A histogram is a powerful plot for visualizing the distribution of numerical data. It displays data by grouping values into bins and showing the frequency of values within each bin.
With Matplotlib, creating and customizing histograms is straightforward and flexible. This article covers everything from basic usage to advanced customization.
What Is a Histogram?
A histogram plots the frequency of values falling within certain ranges (called bins). It's ideal for:
-
Understanding data distribution
-
Detecting skewness, modality, and outliers
-
Comparing datasets
Unlike bar charts (which show categorical data), histograms show the distribution of continuous numerical data.
Creating a Basic Histogram in Matplotlib
import matplotlib.pyplot as plt
data = [22, 87, 5, 43, 56, 73, 55, 54, 11, 20, 51, 5, 79, 31, 27]
plt.hist(data)
plt.title("Basic Histogram")
plt.xlabel("Value")
plt.ylabel("Frequency")
plt.show()
By default, Matplotlib chooses 10 bins.
Customizing Bins
Set Number of Bins
plt.hist(data, bins=5)
Custom Bin Edges
bins = [0, 20, 40, 60, 80, 100]
plt.hist(data, bins=bins)
Customizing Appearance
Bar Color
plt.hist(data, color='skyblue')
Edge Color
plt.hist(data, edgecolor='black')
Transparency
plt.hist(data, color='orange', alpha=0.7)
Full Example with Labels and Grid
data = [22, 87, 5, 43, 56, 73, 55, 54, 11, 20, 51, 5, 79, 31, 27]
plt.hist(data, bins=8, color='teal', edgecolor='black')
plt.title("Data Distribution")
plt.xlabel("Data Range")
plt.ylabel("Frequency")
plt.grid(axis='y', linestyle='--', alpha=0.6)
plt.tight_layout()
plt.show()
Histogram with Density (Probability) Plot
Show normalized frequencies using density=True
:
plt.hist(data, bins=8, density=True, color='coral', edgecolor='black')
plt.title("Probability Distribution")
Comparing Multiple Histograms
Use label
and alpha
for overlayed histograms:
import numpy as np
data1 = np.random.normal(60, 10, 1000)
data2 = np.random.normal(70, 15, 1000)

§ **Required work**
**1.** According to the histogram tutorial, how many bins does Matplotlib use by default?
**2.** Do these statements agree with the histogram tutorial? Answer yes or no for each and quote the words that decide it. (a) Histograms, like bar charts, are meant for categorical data. (b) Passing density=True displays normalized frequencies. (c) The full example with labels and grid uses 8 bins.
**3.** Write the next part of the histogram tutorial, picking up right after its last line of code.
The data that follows comes from a separate source, unrelated to the histogram tutorial.

(Box coordinate listings)

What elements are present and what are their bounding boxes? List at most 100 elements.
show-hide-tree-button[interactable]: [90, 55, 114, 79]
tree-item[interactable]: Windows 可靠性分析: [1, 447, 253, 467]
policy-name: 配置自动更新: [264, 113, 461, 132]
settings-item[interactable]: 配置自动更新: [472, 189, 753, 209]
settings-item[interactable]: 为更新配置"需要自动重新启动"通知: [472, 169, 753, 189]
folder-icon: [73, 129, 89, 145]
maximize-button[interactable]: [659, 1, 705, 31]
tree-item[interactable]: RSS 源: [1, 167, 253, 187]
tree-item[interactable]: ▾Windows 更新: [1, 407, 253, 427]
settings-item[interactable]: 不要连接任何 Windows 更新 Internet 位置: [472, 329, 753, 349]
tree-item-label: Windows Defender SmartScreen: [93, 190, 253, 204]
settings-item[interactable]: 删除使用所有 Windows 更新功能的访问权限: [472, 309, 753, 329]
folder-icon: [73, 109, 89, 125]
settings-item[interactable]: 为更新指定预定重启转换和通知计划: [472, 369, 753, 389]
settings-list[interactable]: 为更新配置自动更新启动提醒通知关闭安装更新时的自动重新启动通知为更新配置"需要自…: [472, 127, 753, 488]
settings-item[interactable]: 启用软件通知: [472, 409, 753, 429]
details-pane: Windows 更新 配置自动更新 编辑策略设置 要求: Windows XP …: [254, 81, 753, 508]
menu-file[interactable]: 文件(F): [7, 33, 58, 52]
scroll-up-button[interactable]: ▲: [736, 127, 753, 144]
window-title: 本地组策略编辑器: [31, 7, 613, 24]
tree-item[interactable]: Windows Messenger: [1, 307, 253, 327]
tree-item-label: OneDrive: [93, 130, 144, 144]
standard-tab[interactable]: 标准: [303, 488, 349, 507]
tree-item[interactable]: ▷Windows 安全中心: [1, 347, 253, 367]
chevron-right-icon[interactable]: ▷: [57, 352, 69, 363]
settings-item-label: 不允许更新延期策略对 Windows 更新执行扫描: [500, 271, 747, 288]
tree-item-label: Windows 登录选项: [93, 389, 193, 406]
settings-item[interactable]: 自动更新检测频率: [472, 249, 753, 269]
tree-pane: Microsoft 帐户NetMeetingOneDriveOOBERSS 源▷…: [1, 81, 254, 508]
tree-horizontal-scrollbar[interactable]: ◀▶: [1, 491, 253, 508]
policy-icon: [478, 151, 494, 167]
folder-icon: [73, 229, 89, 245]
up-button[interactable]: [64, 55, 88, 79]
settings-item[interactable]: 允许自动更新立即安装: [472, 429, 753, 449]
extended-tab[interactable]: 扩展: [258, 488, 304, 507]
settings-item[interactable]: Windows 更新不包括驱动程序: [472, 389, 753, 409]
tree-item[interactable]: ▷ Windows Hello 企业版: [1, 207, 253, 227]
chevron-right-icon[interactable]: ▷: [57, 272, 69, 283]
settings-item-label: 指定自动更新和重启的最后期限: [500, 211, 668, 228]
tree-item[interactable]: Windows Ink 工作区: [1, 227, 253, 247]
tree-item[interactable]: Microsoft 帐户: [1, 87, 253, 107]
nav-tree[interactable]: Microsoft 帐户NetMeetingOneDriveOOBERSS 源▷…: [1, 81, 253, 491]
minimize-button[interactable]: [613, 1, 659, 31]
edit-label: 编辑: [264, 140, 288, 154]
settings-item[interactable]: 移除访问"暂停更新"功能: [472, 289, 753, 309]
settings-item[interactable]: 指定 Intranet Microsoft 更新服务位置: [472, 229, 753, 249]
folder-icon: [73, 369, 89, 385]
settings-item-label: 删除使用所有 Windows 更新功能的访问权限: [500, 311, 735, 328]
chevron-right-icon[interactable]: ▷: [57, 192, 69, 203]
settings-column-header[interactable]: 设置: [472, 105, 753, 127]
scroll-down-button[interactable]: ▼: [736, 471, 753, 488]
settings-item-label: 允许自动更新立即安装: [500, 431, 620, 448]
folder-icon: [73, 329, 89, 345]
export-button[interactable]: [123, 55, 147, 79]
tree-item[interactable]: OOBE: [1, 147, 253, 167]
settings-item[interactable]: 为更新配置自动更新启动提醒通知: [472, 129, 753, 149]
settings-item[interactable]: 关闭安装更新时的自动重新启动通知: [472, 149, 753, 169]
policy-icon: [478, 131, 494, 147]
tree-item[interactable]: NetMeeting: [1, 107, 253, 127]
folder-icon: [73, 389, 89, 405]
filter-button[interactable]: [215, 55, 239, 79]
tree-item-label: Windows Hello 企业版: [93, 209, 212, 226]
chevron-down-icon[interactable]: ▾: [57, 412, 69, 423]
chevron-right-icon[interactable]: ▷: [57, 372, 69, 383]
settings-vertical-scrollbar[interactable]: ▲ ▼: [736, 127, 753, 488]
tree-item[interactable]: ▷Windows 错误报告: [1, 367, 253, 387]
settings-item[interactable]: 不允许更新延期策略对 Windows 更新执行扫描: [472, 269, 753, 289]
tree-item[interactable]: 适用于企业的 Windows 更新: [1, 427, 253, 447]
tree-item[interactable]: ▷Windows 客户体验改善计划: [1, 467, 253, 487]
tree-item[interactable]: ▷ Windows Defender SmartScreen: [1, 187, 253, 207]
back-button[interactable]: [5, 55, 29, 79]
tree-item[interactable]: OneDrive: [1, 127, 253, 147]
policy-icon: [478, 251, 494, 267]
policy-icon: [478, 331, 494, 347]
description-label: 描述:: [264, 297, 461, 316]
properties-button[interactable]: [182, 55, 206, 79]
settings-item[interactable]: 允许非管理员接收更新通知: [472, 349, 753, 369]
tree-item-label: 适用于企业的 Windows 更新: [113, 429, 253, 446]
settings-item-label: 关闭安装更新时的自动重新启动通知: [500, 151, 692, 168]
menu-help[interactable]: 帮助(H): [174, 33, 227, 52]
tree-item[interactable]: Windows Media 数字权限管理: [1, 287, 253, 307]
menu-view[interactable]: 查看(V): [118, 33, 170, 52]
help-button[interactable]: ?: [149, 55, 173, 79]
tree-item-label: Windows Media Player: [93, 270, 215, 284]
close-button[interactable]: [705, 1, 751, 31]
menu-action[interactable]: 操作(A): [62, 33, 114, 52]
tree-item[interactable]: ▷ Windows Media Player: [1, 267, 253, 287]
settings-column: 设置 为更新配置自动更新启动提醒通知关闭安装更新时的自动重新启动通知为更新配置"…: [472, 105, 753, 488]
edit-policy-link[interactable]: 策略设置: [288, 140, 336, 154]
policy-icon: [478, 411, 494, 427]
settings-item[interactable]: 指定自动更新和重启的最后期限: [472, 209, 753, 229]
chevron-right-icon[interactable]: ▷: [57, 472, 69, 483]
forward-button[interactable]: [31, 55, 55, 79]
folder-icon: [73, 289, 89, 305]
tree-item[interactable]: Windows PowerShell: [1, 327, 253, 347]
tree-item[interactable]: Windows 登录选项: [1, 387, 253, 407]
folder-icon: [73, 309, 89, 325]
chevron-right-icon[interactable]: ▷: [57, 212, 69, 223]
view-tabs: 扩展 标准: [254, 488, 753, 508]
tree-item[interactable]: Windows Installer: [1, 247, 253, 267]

§ **Responses**
**1.** Matplotlib chooses 10 bins by default.

**2.**
(a) No: "Unlike bar charts (which show categorical data), histograms show the distribution of continuous numerical data."
(b) Yes: "Show normalized frequencies using density=True"
(c) Yes: "plt.hist(data, bins=8, color='teal', edgecolor='black')"

**3.**
plt.hist(data1, bins=20, alpha=0.5, label='Dataset 1')
plt.hist(data2, bins=20, alpha=0.5, label='Dataset 2')
plt.title("Histogram Comparison")
plt.xlabel("Value")
plt.ylabel("Frequency")
plt.legend()
plt.show()
Histogram Orientation: Horizontal
plt.hist(data, orientation='horizontal')
Cumulative Histogram
plt.hist(data, bins=8, cumulative=True, color='slateblue')
Accessing Histogram Data
You can unpack the returned values:
counts, bin_edges, _ = plt.hist(data, bins=5)
print("Counts:", counts)
print("Bin Edges:", bin_edges)
Histogram with KDE (Using Seaborn)
For smoother density visualization:
import seaborn as sns
sns.histplot(data, kde=True)
plt.title("Histogram with KDE")
Tips for Using Histograms
Tip | Benefit |
---|---|
Use custom bins | Reveals more or less granularity |
Use density=True |
For probability distributions |
Add edgecolor |
Improves bar clarity |
Use alpha when overlaying |
Helps distinguish histograms |
Use KDE | Smoothes out the distribution |
⚠️ Common Pitfalls
Pitfall | Solution |
---|---|
Too few/many bins | Try different bins values |
Misinterpreted histogram | Add grid, labels, and legends |
Overlayed histograms hard to read | Use alpha and different colors |
Histogram instead of bar chart | Use plt.bar() for categorical data |
Summary Table
Parameter | Description | Example |
---|---|---|
data |
Input data | plt.hist(data) |
bins |
Bin count or edges | bins=10 or bins=[0,20...] |
color |
Fill color | color='skyblue' |
edgecolor |
Outline color | edgecolor='black' |
alpha |
Transparency (0 to 1) | alpha=0.6 |
density=True |
Normalize to probability | density=True |
orientation |
'vertical' or 'horizontal' |
orientation='horizontal' |
cumulative |
Accumulate values | cumulative=True |
✅ Complete Example
import matplotlib.pyplot as plt
import numpy as np
# Simulated exam scores
scores = np.random.normal(75, 10, 1000)
plt.figure(figsize=(10, 6))
plt.hist(scores, bins=20, color='steelblue', edgecolor='black', alpha=0.7)
plt.title("Distribution of Exam Scores")
plt.xlabel("Score")
plt.ylabel("Number of Students")
plt.grid(axis='y', linestyle='--', alpha=0.6)
plt.tight_layout()
plt.show()
Conclusion
Histograms in Matplotlib provide a clear view of how your data is distributed. With simple customizations and flexible parameters, you can craft professional and insightful visualizations for both basic and advanced use cases.
What's Next?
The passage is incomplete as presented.